** Task to carry out **
Filter the listing and keep only the lines with the word "爱丽丝珠宝队".

(Stored items from a collection)
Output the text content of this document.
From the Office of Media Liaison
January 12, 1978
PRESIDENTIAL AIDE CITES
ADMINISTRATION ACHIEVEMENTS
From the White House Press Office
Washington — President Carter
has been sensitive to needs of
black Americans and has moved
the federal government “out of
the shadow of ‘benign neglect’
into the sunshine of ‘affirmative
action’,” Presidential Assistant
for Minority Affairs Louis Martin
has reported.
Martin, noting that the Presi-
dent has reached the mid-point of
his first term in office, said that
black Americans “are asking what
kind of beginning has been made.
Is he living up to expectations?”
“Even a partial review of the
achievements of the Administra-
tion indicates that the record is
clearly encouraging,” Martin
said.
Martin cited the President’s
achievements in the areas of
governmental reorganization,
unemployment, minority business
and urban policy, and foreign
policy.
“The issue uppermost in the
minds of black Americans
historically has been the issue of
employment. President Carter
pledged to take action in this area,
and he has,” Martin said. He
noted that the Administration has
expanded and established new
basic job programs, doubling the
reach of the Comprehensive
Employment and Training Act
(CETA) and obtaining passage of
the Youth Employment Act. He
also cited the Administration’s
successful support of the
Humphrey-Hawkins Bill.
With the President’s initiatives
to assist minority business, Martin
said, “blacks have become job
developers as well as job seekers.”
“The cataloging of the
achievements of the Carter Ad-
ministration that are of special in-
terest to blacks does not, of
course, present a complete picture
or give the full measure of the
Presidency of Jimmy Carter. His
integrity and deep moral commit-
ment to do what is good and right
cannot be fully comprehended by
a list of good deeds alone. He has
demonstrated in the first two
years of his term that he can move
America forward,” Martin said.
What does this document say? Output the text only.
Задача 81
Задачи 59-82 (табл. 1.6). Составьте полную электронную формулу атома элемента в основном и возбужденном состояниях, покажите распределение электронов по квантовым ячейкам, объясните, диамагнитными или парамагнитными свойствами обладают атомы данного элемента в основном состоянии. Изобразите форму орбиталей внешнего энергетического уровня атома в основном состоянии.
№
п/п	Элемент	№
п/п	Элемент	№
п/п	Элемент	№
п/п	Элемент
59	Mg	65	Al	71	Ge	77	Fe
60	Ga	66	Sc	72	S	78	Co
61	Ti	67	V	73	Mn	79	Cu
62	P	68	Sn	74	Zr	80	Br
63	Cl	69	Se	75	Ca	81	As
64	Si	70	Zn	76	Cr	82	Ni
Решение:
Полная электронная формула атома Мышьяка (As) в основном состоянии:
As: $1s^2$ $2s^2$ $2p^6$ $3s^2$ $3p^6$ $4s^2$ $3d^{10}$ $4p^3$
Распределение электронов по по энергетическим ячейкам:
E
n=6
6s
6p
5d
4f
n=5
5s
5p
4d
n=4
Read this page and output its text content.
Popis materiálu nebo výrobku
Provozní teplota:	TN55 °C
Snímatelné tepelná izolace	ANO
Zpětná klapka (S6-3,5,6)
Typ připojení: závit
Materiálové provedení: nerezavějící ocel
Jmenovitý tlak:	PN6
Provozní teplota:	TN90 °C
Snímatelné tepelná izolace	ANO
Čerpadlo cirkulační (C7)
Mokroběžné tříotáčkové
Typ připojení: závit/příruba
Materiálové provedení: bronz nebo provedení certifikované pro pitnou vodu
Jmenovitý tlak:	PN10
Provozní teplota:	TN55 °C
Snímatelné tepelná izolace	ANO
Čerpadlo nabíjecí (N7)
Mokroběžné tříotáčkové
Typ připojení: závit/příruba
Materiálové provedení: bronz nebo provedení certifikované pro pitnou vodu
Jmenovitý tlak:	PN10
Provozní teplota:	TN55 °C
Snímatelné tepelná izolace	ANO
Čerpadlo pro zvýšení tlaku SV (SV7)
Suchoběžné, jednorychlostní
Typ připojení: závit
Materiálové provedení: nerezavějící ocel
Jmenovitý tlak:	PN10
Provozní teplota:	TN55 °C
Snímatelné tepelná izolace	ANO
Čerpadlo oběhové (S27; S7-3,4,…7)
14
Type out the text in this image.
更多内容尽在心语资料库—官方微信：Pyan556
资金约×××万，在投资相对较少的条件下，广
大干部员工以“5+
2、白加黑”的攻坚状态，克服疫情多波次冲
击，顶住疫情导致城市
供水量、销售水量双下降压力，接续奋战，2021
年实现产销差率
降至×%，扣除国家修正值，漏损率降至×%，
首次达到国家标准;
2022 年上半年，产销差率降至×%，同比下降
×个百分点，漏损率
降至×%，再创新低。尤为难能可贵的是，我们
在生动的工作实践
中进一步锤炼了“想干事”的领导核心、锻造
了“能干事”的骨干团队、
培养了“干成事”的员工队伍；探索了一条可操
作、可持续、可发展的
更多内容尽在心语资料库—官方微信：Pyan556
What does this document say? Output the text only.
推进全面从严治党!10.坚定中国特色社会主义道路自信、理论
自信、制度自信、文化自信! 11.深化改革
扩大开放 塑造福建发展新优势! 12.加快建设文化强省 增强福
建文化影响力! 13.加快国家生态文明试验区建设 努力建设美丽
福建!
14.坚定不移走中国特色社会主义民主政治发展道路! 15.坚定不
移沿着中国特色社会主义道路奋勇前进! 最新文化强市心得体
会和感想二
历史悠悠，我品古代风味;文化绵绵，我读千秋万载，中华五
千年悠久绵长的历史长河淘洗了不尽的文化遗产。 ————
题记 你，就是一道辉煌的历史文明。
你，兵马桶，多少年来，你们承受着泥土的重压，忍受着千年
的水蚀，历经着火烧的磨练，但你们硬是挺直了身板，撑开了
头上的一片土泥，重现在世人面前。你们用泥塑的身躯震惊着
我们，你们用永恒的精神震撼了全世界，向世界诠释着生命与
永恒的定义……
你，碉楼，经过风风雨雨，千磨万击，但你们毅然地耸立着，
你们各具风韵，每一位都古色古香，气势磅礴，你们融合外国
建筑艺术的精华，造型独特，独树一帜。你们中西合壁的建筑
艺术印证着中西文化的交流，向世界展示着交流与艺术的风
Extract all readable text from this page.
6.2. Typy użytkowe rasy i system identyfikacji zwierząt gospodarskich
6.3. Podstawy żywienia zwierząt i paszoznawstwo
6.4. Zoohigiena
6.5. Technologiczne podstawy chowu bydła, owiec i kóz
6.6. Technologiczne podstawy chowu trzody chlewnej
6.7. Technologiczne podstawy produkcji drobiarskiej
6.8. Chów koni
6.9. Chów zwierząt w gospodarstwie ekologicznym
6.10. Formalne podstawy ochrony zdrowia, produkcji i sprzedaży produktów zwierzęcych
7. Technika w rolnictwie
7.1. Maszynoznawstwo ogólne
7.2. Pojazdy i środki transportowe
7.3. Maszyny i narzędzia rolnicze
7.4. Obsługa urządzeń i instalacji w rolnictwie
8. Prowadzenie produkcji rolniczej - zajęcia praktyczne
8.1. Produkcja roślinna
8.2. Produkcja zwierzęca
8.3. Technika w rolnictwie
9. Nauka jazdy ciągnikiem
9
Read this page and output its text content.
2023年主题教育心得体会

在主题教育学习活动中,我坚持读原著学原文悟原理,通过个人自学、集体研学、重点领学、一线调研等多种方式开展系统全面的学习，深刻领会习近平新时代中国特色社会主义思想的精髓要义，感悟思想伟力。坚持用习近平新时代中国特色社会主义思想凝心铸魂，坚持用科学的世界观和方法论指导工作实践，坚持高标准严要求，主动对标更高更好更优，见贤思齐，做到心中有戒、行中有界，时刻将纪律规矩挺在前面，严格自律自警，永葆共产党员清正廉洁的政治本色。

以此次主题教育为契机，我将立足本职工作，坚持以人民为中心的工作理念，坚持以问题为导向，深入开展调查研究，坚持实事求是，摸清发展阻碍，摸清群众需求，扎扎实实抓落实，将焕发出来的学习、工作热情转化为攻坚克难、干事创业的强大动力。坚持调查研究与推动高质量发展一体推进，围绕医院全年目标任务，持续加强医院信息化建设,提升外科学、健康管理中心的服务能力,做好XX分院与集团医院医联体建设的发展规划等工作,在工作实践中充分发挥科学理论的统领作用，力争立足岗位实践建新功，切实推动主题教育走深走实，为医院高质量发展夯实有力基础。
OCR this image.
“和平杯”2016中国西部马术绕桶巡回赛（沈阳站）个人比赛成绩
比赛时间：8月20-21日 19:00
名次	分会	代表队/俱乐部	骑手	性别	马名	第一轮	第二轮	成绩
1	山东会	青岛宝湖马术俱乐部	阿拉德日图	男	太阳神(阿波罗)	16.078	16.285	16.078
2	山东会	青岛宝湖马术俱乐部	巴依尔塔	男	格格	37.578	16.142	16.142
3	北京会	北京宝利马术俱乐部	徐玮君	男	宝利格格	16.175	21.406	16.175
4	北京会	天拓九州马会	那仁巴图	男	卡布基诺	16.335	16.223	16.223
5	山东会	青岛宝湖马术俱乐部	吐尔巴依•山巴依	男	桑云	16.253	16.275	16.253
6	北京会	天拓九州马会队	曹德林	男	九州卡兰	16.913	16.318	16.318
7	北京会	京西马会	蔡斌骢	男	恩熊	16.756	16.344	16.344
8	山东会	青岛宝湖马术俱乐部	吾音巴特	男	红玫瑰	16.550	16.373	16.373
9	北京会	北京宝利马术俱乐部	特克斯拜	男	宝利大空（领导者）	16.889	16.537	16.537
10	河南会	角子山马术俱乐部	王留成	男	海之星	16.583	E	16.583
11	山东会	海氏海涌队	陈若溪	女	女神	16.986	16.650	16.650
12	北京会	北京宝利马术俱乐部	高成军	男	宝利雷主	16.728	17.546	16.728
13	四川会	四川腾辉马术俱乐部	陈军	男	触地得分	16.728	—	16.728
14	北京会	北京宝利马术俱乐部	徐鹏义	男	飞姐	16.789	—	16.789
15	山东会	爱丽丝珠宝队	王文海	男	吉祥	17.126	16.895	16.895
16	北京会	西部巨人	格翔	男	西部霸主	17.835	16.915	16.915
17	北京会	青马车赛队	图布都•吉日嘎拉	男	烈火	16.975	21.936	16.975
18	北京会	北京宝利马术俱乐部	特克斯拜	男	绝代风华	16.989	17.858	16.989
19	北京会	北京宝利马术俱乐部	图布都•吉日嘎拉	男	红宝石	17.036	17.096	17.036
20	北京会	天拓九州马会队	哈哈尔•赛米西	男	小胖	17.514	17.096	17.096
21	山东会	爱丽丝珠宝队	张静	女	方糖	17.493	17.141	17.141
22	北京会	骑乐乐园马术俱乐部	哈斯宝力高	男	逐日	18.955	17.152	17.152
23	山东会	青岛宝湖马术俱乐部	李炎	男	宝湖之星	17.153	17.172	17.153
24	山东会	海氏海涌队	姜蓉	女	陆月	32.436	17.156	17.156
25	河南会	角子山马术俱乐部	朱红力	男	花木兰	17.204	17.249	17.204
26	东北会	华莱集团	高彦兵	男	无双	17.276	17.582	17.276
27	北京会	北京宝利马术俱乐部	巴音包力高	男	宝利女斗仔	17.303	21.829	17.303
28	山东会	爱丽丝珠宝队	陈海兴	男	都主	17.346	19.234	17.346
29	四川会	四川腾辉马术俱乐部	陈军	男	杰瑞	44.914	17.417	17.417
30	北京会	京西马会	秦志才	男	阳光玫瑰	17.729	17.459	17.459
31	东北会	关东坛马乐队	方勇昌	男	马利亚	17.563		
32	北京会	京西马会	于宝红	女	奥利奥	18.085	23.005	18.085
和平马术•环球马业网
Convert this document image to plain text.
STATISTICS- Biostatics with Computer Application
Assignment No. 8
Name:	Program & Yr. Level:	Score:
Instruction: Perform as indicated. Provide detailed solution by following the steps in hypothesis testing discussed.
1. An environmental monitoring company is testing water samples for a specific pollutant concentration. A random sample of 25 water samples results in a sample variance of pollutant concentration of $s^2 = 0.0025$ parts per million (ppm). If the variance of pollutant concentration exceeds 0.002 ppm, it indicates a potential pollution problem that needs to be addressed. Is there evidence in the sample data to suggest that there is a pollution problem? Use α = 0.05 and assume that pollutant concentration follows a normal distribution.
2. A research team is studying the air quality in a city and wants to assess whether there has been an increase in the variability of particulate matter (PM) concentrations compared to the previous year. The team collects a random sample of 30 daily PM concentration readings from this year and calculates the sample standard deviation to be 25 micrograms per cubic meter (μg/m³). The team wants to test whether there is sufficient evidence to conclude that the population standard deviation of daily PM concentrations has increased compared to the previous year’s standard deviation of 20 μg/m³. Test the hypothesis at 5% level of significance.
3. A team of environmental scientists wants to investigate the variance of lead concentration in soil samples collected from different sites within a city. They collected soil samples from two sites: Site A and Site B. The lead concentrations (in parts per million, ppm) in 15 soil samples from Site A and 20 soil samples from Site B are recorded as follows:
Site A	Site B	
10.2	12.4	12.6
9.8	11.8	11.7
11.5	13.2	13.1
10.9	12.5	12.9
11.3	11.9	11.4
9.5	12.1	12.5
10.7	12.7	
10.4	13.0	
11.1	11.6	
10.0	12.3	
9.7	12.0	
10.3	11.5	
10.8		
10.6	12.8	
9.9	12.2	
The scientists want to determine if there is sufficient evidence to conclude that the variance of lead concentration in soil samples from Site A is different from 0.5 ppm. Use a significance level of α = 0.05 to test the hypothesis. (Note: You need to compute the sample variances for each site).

** Answer for the task **
15	山东会	爱丽丝珠宝队	王文海	男	吉祥	17.126	16.895	16.895
21	山东会	爱丽丝珠宝队	张静	女	方糖	17.493	17.141	17.141
28	山东会	爱丽丝珠宝队	陈海兴	男	都主	17.346	19.234	17.346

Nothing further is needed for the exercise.